[start Supplied data]

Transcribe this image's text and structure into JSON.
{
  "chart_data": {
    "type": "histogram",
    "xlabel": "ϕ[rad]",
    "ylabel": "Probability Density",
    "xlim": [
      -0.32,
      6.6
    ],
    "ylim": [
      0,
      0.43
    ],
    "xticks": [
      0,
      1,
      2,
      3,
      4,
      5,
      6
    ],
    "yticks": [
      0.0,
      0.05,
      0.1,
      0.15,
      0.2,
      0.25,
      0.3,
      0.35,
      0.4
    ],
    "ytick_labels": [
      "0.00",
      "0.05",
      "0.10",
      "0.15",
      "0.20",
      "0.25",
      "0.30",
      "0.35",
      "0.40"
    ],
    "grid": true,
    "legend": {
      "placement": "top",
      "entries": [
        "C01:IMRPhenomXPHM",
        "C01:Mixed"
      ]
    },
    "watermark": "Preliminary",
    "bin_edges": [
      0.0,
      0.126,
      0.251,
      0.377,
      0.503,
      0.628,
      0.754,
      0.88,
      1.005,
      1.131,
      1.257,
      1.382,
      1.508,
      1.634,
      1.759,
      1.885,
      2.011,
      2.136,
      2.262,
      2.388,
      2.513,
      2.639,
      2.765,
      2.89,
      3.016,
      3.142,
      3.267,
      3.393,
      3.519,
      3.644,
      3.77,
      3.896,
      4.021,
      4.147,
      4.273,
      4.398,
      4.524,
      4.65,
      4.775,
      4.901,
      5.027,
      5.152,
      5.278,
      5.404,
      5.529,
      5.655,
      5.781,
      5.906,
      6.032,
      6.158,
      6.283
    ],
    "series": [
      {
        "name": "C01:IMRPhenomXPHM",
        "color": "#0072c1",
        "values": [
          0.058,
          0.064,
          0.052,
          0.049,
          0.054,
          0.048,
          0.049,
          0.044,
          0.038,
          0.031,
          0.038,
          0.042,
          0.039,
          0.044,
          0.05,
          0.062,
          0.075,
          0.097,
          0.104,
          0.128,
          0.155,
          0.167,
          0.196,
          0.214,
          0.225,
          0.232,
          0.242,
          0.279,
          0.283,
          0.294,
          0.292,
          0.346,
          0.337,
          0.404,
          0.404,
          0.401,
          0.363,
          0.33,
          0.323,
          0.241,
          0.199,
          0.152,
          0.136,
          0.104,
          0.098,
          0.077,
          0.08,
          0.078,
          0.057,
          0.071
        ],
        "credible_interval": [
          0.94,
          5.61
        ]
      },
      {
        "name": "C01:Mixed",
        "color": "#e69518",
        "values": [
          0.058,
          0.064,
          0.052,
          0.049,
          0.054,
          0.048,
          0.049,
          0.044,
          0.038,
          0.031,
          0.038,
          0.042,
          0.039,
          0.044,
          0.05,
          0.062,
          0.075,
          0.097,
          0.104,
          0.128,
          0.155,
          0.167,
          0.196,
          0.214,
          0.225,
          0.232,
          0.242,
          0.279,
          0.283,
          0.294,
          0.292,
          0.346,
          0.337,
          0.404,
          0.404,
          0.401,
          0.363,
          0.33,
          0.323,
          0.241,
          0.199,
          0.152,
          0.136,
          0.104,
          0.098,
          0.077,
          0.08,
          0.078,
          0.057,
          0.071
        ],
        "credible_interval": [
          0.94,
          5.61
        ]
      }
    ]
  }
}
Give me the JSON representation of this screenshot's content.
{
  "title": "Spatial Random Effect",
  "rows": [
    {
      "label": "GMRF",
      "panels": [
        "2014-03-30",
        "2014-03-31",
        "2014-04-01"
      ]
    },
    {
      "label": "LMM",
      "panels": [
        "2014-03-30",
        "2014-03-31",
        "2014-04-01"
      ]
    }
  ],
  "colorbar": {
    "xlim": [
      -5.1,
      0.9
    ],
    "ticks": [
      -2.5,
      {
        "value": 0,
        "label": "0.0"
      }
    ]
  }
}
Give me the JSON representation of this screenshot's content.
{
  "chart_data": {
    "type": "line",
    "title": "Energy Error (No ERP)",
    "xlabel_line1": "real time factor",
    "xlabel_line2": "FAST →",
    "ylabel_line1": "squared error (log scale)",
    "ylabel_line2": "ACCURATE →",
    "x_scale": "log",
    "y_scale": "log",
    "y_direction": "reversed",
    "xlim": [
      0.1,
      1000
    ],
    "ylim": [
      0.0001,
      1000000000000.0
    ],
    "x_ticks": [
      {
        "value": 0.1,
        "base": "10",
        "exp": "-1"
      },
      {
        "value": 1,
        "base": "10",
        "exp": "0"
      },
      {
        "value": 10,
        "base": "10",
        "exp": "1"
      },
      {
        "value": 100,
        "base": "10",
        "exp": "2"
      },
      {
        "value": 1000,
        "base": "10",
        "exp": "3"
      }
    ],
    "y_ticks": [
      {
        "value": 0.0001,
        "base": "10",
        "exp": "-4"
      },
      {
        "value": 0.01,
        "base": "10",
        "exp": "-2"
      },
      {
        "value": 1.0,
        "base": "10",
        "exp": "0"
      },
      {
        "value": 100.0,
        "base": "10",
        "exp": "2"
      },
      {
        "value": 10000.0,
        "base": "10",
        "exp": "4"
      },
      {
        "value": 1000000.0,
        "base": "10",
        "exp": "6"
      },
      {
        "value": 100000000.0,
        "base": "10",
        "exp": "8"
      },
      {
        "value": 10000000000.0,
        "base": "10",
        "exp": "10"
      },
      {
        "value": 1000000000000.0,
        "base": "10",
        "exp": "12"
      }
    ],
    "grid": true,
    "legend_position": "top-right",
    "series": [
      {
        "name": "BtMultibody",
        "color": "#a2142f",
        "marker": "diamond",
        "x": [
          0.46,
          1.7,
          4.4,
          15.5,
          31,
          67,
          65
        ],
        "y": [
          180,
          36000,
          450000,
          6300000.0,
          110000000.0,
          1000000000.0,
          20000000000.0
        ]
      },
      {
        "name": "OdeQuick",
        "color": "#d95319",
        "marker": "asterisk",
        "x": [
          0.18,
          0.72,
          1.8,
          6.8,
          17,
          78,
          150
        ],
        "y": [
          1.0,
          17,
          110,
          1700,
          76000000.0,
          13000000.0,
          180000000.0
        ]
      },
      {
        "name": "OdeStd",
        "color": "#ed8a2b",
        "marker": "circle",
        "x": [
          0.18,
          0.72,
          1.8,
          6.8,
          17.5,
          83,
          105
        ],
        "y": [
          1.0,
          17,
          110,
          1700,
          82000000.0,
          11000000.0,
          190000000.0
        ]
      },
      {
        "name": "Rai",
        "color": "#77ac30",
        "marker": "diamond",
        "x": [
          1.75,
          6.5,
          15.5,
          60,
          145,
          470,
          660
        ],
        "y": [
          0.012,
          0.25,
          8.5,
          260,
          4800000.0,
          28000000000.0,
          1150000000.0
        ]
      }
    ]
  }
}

[end Supplied data]

Directions
Copy each line from the records above that includes the string "marker".

Response for this exercise
        "marker": "diamond",
        "marker": "asterisk",
        "marker": "circle",
        "marker": "diamond",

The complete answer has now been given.